▶ STATED PROBLEM
Please copy every line of the listing below word for word.

▶ GIVEN DATA
<<<<

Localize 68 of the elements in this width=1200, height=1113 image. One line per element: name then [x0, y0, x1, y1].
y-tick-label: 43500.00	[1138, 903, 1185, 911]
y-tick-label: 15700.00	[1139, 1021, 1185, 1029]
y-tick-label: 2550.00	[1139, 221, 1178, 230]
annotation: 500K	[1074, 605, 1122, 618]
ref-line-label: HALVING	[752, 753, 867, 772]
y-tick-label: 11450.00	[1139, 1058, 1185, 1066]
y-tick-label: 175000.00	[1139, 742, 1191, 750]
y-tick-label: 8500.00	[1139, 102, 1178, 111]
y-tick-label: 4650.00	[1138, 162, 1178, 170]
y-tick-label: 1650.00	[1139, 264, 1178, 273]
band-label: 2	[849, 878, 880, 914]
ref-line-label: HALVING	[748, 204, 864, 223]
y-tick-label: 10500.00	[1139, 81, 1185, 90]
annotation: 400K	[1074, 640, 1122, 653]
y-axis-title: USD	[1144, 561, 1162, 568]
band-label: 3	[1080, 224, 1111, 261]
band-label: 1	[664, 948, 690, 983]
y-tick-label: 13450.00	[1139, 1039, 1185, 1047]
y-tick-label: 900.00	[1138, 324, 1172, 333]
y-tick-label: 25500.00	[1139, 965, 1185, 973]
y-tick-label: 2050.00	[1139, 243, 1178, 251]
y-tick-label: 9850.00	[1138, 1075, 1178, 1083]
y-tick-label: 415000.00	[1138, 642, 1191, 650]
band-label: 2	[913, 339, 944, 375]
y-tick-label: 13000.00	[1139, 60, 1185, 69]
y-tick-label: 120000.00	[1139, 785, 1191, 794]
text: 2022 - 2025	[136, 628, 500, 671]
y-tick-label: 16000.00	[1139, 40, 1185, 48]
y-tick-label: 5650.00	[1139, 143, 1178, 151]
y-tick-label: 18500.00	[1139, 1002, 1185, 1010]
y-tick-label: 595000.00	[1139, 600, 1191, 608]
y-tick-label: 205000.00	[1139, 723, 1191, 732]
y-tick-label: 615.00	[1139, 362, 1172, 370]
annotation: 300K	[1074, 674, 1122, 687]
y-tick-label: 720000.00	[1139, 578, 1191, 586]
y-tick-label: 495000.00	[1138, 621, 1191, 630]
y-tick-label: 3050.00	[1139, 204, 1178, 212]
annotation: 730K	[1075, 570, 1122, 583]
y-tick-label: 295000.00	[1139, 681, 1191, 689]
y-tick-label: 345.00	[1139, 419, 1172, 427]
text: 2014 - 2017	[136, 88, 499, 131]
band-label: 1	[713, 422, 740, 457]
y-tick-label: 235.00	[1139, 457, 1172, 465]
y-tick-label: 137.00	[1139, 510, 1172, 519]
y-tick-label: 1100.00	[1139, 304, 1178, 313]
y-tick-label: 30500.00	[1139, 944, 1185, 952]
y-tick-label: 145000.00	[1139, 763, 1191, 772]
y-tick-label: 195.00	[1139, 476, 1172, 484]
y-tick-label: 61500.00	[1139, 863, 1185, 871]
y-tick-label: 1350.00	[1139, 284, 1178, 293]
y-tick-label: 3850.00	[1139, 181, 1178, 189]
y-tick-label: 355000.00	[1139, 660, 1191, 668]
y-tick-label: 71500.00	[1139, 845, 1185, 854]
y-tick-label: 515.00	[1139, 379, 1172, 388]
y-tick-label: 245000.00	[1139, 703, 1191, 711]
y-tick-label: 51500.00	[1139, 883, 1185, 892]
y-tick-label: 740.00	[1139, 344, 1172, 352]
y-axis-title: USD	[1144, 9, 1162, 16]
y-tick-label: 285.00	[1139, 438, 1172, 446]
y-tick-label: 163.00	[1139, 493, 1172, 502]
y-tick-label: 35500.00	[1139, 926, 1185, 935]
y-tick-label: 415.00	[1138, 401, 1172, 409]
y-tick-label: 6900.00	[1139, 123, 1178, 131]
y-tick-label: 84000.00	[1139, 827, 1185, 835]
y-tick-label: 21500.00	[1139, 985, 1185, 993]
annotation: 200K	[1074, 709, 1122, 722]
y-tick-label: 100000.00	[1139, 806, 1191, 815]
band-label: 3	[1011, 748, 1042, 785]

>>>>

▶ REPLY TO THE EXERCISE
Localize 68 of the elements in this width=1200, height=1113 image. One line per element: name then [x0, y0, x1, y1].
y-tick-label: 43500.00	[1138, 903, 1185, 911]
y-tick-label: 15700.00	[1139, 1021, 1185, 1029]
y-tick-label: 2550.00	[1139, 221, 1178, 230]
annotation: 500K	[1074, 605, 1122, 618]
ref-line-label: HALVING	[752, 753, 867, 772]
y-tick-label: 11450.00	[1139, 1058, 1185, 1066]
y-tick-label: 175000.00	[1139, 742, 1191, 750]
y-tick-label: 8500.00	[1139, 102, 1178, 111]
y-tick-label: 4650.00	[1138, 162, 1178, 170]
y-tick-label: 1650.00	[1139, 264, 1178, 273]
band-label: 2	[849, 878, 880, 914]
ref-line-label: HALVING	[748, 204, 864, 223]
y-tick-label: 10500.00	[1139, 81, 1185, 90]
annotation: 400K	[1074, 640, 1122, 653]
y-axis-title: USD	[1144, 561, 1162, 568]
band-label: 3	[1080, 224, 1111, 261]
band-label: 1	[664, 948, 690, 983]
y-tick-label: 13450.00	[1139, 1039, 1185, 1047]
y-tick-label: 900.00	[1138, 324, 1172, 333]
y-tick-label: 25500.00	[1139, 965, 1185, 973]
y-tick-label: 2050.00	[1139, 243, 1178, 251]
y-tick-label: 9850.00	[1138, 1075, 1178, 1083]
y-tick-label: 415000.00	[1138, 642, 1191, 650]
band-label: 2	[913, 339, 944, 375]
y-tick-label: 13000.00	[1139, 60, 1185, 69]
y-tick-label: 120000.00	[1139, 785, 1191, 794]
text: 2022 - 2025	[136, 628, 500, 671]
y-tick-label: 16000.00	[1139, 40, 1185, 48]
y-tick-label: 5650.00	[1139, 143, 1178, 151]
y-tick-label: 18500.00	[1139, 1002, 1185, 1010]
y-tick-label: 595000.00	[1139, 600, 1191, 608]
y-tick-label: 205000.00	[1139, 723, 1191, 732]
y-tick-label: 615.00	[1139, 362, 1172, 370]
annotation: 300K	[1074, 674, 1122, 687]
y-tick-label: 720000.00	[1139, 578, 1191, 586]
y-tick-label: 495000.00	[1138, 621, 1191, 630]
y-tick-label: 3050.00	[1139, 204, 1178, 212]
annotation: 730K	[1075, 570, 1122, 583]
y-tick-label: 295000.00	[1139, 681, 1191, 689]
y-tick-label: 345.00	[1139, 419, 1172, 427]
text: 2014 - 2017	[136, 88, 499, 131]
band-label: 1	[713, 422, 740, 457]
y-tick-label: 235.00	[1139, 457, 1172, 465]
y-tick-label: 137.00	[1139, 510, 1172, 519]
y-tick-label: 1100.00	[1139, 304, 1178, 313]
y-tick-label: 30500.00	[1139, 944, 1185, 952]
y-tick-label: 145000.00	[1139, 763, 1191, 772]
y-tick-label: 195.00	[1139, 476, 1172, 484]
y-tick-label: 61500.00	[1139, 863, 1185, 871]
y-tick-label: 1350.00	[1139, 284, 1178, 293]
y-tick-label: 3850.00	[1139, 181, 1178, 189]
y-tick-label: 355000.00	[1139, 660, 1191, 668]
y-tick-label: 71500.00	[1139, 845, 1185, 854]
y-tick-label: 515.00	[1139, 379, 1172, 388]
y-tick-label: 245000.00	[1139, 703, 1191, 711]
y-tick-label: 51500.00	[1139, 883, 1185, 892]
y-tick-label: 740.00	[1139, 344, 1172, 352]
y-axis-title: USD	[1144, 9, 1162, 16]
y-tick-label: 285.00	[1139, 438, 1172, 446]
y-tick-label: 163.00	[1139, 493, 1172, 502]
y-tick-label: 35500.00	[1139, 926, 1185, 935]
y-tick-label: 415.00	[1138, 401, 1172, 409]
y-tick-label: 6900.00	[1139, 123, 1178, 131]
y-tick-label: 84000.00	[1139, 827, 1185, 835]
y-tick-label: 21500.00	[1139, 985, 1185, 993]
annotation: 200K	[1074, 709, 1122, 722]
y-tick-label: 100000.00	[1139, 806, 1191, 815]
band-label: 3	[1011, 748, 1042, 785]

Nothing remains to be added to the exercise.